→ **Exercise objective**: Copy out, with no changes, every line from the start of the items down to and including the line that contains "- legend-box: [469, 164, 537, 201]".

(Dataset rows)
** start **
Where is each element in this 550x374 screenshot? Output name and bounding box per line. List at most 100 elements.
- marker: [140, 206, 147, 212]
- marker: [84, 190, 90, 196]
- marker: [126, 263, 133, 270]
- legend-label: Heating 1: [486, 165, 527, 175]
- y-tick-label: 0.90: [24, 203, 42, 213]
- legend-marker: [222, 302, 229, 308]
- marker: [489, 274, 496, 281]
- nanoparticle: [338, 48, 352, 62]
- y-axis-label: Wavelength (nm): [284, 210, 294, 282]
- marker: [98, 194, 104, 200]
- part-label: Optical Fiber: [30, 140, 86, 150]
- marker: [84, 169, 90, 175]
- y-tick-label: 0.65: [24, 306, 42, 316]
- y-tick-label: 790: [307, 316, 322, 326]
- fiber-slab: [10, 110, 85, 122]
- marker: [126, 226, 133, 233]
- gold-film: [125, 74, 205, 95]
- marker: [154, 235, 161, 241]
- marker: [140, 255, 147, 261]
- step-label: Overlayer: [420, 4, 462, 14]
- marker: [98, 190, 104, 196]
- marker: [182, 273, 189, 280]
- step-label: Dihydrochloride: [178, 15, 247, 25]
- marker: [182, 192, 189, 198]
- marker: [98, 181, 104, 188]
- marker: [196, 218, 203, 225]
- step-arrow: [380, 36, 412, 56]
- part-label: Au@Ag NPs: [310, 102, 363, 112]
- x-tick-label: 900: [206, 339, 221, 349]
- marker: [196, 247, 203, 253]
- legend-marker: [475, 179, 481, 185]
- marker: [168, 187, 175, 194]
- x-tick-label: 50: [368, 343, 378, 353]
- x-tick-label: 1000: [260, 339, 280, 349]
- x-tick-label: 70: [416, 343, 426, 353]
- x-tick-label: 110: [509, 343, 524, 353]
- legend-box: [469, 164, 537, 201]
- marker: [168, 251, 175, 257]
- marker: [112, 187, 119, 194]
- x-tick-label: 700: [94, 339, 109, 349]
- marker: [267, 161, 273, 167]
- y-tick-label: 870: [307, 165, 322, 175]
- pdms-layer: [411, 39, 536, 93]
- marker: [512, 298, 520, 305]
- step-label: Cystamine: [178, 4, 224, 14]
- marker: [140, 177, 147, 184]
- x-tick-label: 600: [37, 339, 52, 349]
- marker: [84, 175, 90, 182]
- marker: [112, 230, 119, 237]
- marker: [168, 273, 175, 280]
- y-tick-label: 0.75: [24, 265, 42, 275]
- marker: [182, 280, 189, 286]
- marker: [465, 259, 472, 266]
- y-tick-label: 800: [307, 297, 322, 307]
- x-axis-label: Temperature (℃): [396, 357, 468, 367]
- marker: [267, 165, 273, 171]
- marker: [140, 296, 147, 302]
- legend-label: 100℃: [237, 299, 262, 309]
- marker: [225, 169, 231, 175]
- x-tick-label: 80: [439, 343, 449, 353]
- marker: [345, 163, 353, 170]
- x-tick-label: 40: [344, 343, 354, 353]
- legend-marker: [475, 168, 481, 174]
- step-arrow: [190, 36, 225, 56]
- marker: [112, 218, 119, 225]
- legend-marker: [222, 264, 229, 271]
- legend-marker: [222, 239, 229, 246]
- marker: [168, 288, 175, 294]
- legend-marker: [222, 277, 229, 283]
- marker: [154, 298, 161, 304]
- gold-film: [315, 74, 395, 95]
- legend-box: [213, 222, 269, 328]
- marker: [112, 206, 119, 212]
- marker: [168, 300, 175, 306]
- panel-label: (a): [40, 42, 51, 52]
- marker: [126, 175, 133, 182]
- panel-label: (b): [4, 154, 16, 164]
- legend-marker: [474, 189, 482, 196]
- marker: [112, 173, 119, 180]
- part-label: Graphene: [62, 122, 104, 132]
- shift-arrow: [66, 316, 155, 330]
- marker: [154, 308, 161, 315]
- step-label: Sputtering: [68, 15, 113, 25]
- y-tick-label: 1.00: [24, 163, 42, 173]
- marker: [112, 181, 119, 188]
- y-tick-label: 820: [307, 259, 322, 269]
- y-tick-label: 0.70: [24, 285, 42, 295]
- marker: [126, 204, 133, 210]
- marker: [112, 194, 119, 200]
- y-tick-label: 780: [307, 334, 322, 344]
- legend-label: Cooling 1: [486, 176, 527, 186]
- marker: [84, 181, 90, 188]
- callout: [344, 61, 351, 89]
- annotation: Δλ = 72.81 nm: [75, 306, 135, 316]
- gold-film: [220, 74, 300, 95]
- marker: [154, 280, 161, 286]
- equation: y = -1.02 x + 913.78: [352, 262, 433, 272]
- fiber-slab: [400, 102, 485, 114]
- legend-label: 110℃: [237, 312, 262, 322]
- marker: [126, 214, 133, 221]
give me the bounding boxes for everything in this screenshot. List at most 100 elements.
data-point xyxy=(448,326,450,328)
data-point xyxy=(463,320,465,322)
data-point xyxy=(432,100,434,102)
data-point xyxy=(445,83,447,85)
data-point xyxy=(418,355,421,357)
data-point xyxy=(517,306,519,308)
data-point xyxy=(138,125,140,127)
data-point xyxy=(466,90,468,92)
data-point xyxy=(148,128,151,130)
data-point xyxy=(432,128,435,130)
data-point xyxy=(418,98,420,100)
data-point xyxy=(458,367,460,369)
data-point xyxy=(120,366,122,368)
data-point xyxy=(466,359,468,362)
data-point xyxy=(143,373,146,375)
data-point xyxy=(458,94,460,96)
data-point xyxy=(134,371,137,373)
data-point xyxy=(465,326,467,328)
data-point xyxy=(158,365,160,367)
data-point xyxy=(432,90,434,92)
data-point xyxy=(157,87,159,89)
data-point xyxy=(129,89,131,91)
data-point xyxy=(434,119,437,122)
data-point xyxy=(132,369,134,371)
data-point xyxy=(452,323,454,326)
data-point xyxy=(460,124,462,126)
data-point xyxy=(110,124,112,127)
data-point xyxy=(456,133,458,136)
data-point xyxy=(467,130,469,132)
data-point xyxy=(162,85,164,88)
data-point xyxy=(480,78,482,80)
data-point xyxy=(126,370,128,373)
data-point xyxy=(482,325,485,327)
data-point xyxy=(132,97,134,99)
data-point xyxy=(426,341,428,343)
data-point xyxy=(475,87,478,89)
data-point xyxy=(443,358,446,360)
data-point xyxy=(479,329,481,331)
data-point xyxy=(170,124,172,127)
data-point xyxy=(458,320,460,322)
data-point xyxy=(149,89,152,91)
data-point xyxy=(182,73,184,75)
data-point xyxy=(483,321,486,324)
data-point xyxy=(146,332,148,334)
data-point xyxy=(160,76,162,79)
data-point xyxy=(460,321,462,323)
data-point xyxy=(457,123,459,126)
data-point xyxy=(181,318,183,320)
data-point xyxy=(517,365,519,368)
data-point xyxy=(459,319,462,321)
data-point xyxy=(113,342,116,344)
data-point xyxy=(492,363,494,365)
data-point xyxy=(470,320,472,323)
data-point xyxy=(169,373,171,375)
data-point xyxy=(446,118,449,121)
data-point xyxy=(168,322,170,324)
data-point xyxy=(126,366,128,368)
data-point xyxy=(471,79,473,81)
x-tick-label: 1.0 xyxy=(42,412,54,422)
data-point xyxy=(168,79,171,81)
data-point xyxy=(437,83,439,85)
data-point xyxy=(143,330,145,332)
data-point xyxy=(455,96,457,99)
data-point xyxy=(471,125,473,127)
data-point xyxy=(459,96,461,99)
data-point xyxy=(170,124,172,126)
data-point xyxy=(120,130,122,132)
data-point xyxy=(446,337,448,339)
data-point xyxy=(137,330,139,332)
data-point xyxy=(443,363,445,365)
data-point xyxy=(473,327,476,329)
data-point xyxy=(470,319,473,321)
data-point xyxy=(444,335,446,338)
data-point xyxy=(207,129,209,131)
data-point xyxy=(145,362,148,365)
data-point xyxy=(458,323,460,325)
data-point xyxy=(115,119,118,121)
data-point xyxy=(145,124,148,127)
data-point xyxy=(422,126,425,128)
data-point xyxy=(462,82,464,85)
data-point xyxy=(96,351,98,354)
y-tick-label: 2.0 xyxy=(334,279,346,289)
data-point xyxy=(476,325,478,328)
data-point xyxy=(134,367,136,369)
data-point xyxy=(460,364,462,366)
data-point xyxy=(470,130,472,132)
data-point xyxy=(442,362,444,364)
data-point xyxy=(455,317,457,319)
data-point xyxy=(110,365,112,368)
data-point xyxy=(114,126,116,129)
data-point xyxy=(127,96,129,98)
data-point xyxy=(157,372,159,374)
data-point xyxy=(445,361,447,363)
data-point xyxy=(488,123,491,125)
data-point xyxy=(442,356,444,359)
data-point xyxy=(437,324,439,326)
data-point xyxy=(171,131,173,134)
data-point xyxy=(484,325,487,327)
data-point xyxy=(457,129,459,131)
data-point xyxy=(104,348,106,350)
** end **
→ **Answer to the task**:
Where is each element in this 550x374 screenshot? Output name and bounding box per line. List at most 100 elements.
- marker: [140, 206, 147, 212]
- marker: [84, 190, 90, 196]
- marker: [126, 263, 133, 270]
- legend-label: Heating 1: [486, 165, 527, 175]
- y-tick-label: 0.90: [24, 203, 42, 213]
- legend-marker: [222, 302, 229, 308]
- marker: [489, 274, 496, 281]
- nanoparticle: [338, 48, 352, 62]
- y-axis-label: Wavelength (nm): [284, 210, 294, 282]
- marker: [98, 194, 104, 200]
- part-label: Optical Fiber: [30, 140, 86, 150]
- marker: [84, 169, 90, 175]
- y-tick-label: 0.65: [24, 306, 42, 316]
- y-tick-label: 790: [307, 316, 322, 326]
- fiber-slab: [10, 110, 85, 122]
- marker: [126, 226, 133, 233]
- gold-film: [125, 74, 205, 95]
- marker: [154, 235, 161, 241]
- marker: [140, 255, 147, 261]
- step-label: Overlayer: [420, 4, 462, 14]
- marker: [98, 190, 104, 196]
- marker: [182, 273, 189, 280]
- step-label: Dihydrochloride: [178, 15, 247, 25]
- marker: [182, 192, 189, 198]
- marker: [98, 181, 104, 188]
- marker: [196, 218, 203, 225]
- step-arrow: [380, 36, 412, 56]
- part-label: Au@Ag NPs: [310, 102, 363, 112]
- x-tick-label: 900: [206, 339, 221, 349]
- marker: [196, 247, 203, 253]
- legend-marker: [475, 179, 481, 185]
- marker: [168, 187, 175, 194]
- x-tick-label: 50: [368, 343, 378, 353]
- x-tick-label: 1000: [260, 339, 280, 349]
- x-tick-label: 70: [416, 343, 426, 353]
- x-tick-label: 110: [509, 343, 524, 353]
- legend-box: [469, 164, 537, 201]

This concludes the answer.